What the task requires:
Extract the full listing below without altering a single character.

Dataset records:
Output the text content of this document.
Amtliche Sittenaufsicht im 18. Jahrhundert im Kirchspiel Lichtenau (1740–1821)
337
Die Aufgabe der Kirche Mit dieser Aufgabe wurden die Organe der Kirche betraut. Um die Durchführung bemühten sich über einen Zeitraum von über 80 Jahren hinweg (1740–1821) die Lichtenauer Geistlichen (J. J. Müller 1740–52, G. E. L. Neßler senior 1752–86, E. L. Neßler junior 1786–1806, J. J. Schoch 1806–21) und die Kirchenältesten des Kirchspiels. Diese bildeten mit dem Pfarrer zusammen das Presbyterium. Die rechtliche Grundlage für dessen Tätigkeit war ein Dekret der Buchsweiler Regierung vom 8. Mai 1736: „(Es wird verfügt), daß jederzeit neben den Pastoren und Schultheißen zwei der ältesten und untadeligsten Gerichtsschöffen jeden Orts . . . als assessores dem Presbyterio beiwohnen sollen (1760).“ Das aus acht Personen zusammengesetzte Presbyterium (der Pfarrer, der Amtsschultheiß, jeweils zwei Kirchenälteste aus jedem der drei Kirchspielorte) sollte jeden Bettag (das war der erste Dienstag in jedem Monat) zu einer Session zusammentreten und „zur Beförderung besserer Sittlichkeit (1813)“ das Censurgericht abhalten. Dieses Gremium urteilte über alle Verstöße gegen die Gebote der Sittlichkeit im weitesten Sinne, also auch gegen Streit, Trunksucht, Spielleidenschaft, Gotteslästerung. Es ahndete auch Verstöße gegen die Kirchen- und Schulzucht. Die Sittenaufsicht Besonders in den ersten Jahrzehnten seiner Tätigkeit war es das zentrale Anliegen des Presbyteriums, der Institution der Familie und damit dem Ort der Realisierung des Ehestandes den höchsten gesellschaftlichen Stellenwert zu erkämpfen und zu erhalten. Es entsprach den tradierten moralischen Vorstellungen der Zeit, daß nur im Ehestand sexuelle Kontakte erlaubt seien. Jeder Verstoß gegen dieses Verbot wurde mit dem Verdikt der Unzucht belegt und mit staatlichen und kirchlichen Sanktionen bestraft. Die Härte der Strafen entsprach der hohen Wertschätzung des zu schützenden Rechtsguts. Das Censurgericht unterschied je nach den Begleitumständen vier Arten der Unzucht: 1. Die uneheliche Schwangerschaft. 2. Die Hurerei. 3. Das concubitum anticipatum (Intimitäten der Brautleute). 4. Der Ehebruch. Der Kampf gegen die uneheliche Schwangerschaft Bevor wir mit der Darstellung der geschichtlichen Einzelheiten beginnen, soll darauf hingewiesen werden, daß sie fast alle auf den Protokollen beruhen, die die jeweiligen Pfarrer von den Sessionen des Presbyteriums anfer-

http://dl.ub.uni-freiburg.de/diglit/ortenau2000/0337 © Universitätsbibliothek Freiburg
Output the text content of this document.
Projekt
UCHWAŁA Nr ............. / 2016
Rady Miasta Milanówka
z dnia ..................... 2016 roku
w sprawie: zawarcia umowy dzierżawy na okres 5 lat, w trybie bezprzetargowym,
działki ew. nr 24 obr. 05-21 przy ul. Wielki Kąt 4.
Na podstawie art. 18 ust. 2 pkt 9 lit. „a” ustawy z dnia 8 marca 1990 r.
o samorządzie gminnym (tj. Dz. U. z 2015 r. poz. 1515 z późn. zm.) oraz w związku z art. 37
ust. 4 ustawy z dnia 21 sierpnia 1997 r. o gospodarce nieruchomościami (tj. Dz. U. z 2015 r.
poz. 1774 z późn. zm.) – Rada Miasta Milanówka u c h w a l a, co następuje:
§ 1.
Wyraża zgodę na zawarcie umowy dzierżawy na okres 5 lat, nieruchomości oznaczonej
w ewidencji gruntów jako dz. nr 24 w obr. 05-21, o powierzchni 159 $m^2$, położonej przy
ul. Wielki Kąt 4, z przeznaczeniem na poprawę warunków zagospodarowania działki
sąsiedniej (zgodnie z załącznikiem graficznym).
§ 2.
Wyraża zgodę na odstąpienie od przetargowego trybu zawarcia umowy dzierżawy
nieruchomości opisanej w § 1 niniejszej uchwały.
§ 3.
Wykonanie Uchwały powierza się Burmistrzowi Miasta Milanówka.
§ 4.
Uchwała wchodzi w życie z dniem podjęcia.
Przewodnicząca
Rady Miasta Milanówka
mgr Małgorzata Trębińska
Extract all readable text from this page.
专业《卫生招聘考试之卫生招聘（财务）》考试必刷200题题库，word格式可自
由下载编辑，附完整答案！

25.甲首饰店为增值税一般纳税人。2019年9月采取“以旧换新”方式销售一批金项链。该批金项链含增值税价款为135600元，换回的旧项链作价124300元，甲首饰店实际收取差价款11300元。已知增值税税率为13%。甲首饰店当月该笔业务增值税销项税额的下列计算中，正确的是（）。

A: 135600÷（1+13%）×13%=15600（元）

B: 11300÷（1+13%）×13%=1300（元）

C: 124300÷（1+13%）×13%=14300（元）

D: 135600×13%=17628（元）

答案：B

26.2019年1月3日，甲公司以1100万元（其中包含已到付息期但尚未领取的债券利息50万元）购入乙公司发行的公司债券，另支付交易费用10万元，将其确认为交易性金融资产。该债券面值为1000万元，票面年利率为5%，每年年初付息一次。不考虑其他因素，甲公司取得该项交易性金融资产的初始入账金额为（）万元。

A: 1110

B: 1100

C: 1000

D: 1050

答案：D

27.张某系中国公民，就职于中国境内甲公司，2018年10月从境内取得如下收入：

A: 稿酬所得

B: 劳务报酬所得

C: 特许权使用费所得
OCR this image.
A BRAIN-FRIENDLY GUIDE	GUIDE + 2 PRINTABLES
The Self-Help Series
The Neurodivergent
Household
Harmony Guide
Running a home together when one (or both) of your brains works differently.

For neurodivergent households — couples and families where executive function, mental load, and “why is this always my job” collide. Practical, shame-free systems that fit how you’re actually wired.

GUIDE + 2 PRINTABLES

Solution to this exercise:
Output the text content of this document.
Amtliche Sittenaufsicht im 18. Jahrhundert im Kirchspiel Lichtenau (1740–1821)
337
Die Aufgabe der Kirche Mit dieser Aufgabe wurden die Organe der Kirche betraut. Um die Durchführung bemühten sich über einen Zeitraum von über 80 Jahren hinweg (1740–1821) die Lichtenauer Geistlichen (J. J. Müller 1740–52, G. E. L. Neßler senior 1752–86, E. L. Neßler junior 1786–1806, J. J. Schoch 1806–21) und die Kirchenältesten des Kirchspiels. Diese bildeten mit dem Pfarrer zusammen das Presbyterium. Die rechtliche Grundlage für dessen Tätigkeit war ein Dekret der Buchsweiler Regierung vom 8. Mai 1736: „(Es wird verfügt), daß jederzeit neben den Pastoren und Schultheißen zwei der ältesten und untadeligsten Gerichtsschöffen jeden Orts . . . als assessores dem Presbyterio beiwohnen sollen (1760).“ Das aus acht Personen zusammengesetzte Presbyterium (der Pfarrer, der Amtsschultheiß, jeweils zwei Kirchenälteste aus jedem der drei Kirchspielorte) sollte jeden Bettag (das war der erste Dienstag in jedem Monat) zu einer Session zusammentreten und „zur Beförderung besserer Sittlichkeit (1813)“ das Censurgericht abhalten. Dieses Gremium urteilte über alle Verstöße gegen die Gebote der Sittlichkeit im weitesten Sinne, also auch gegen Streit, Trunksucht, Spielleidenschaft, Gotteslästerung. Es ahndete auch Verstöße gegen die Kirchen- und Schulzucht. Die Sittenaufsicht Besonders in den ersten Jahrzehnten seiner Tätigkeit war es das zentrale Anliegen des Presbyteriums, der Institution der Familie und damit dem Ort der Realisierung des Ehestandes den höchsten gesellschaftlichen Stellenwert zu erkämpfen und zu erhalten. Es entsprach den tradierten moralischen Vorstellungen der Zeit, daß nur im Ehestand sexuelle Kontakte erlaubt seien. Jeder Verstoß gegen dieses Verbot wurde mit dem Verdikt der Unzucht belegt und mit staatlichen und kirchlichen Sanktionen bestraft. Die Härte der Strafen entsprach der hohen Wertschätzung des zu schützenden Rechtsguts. Das Censurgericht unterschied je nach den Begleitumständen vier Arten der Unzucht: 1. Die uneheliche Schwangerschaft. 2. Die Hurerei. 3. Das concubitum anticipatum (Intimitäten der Brautleute). 4. Der Ehebruch. Der Kampf gegen die uneheliche Schwangerschaft Bevor wir mit der Darstellung der geschichtlichen Einzelheiten beginnen, soll darauf hingewiesen werden, daß sie fast alle auf den Protokollen beruhen, die die jeweiligen Pfarrer von den Sessionen des Presbyteriums anfer-

http://dl.ub.uni-freiburg.de/diglit/ortenau2000/0337 © Universitätsbibliothek Freiburg
Output the text content of this document.
Projekt
UCHWAŁA Nr ............. / 2016
Rady Miasta Milanówka
z dnia ..................... 2016 roku
w sprawie: zawarcia umowy dzierżawy na okres 5 lat, w trybie bezprzetargowym,
działki ew. nr 24 obr. 05-21 przy ul. Wielki Kąt 4.
Na podstawie art. 18 ust. 2 pkt 9 lit. „a” ustawy z dnia 8 marca 1990 r.
o samorządzie gminnym (tj. Dz. U. z 2015 r. poz. 1515 z późn. zm.) oraz w związku z art. 37
ust. 4 ustawy z dnia 21 sierpnia 1997 r. o gospodarce nieruchomościami (tj. Dz. U. z 2015 r.
poz. 1774 z późn. zm.) – Rada Miasta Milanówka u c h w a l a, co następuje:
§ 1.
Wyraża zgodę na zawarcie umowy dzierżawy na okres 5 lat, nieruchomości oznaczonej
w ewidencji gruntów jako dz. nr 24 w obr. 05-21, o powierzchni 159 $m^2$, położonej przy
ul. Wielki Kąt 4, z przeznaczeniem na poprawę warunków zagospodarowania działki
sąsiedniej (zgodnie z załącznikiem graficznym).
§ 2.
Wyraża zgodę na odstąpienie od przetargowego trybu zawarcia umowy dzierżawy
nieruchomości opisanej w § 1 niniejszej uchwały.
§ 3.
Wykonanie Uchwały powierza się Burmistrzowi Miasta Milanówka.
§ 4.
Uchwała wchodzi w życie z dniem podjęcia.
Przewodnicząca
Rady Miasta Milanówka
mgr Małgorzata Trębińska
Extract all readable text from this page.
专业《卫生招聘考试之卫生招聘（财务）》考试必刷200题题库，word格式可自
由下载编辑，附完整答案！

25.甲首饰店为增值税一般纳税人。2019年9月采取“以旧换新”方式销售一批金项链。该批金项链含增值税价款为135600元，换回的旧项链作价124300元，甲首饰店实际收取差价款11300元。已知增值税税率为13%。甲首饰店当月该笔业务增值税销项税额的下列计算中，正确的是（）。

A: 135600÷（1+13%）×13%=15600（元）

B: 11300÷（1+13%）×13%=1300（元）

C: 124300÷（1+13%）×13%=14300（元）

D: 135600×13%=17628（元）

答案：B

26.2019年1月3日，甲公司以1100万元（其中包含已到付息期但尚未领取的债券利息50万元）购入乙公司发行的公司债券，另支付交易费用10万元，将其确认为交易性金融资产。该债券面值为1000万元，票面年利率为5%，每年年初付息一次。不考虑其他因素，甲公司取得该项交易性金融资产的初始入账金额为（）万元。

A: 1110

B: 1100

C: 1000

D: 1050

答案：D

27.张某系中国公民，就职于中国境内甲公司，2018年10月从境内取得如下收入：

A: 稿酬所得

B: 劳务报酬所得

C: 特许权使用费所得
OCR this image.
A BRAIN-FRIENDLY GUIDE	GUIDE + 2 PRINTABLES
The Self-Help Series
The Neurodivergent
Household
Harmony Guide
Running a home together when one (or both) of your brains works differently.

For neurodivergent households — couples and families where executive function, mental load, and “why is this always my job” collide. Practical, shame-free systems that fit how you’re actually wired.

GUIDE + 2 PRINTABLES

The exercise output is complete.